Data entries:
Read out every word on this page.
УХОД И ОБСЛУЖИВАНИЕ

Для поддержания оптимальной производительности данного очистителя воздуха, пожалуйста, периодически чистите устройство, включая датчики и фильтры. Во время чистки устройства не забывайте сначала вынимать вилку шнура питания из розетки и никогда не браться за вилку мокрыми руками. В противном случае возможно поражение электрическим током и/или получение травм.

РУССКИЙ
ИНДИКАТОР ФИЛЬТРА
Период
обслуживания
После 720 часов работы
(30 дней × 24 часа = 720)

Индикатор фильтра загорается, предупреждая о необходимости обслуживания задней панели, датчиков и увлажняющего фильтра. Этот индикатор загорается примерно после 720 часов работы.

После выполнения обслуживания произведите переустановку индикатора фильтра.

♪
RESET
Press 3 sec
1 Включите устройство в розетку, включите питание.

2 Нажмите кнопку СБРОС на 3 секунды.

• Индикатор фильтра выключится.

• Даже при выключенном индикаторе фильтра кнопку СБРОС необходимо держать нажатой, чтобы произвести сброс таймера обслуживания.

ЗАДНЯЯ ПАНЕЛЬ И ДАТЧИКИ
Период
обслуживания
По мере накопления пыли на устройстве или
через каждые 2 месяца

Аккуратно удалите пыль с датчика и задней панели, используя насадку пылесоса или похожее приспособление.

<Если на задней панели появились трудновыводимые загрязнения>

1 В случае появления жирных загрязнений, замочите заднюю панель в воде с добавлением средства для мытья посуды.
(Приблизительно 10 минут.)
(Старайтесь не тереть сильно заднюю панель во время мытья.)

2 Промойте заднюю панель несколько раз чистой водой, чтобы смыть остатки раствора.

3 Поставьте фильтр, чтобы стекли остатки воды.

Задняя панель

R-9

▶ _Required work_: Identify and copy lines that hold the string "кнопку".

▶ _Exercise result_:
2 Нажмите кнопку СБРОС на 3 секунды.
• Даже при выключенном индикаторе фильтра кнопку СБРОС необходимо держать нажатой, чтобы произвести сброс таймера обслуживания.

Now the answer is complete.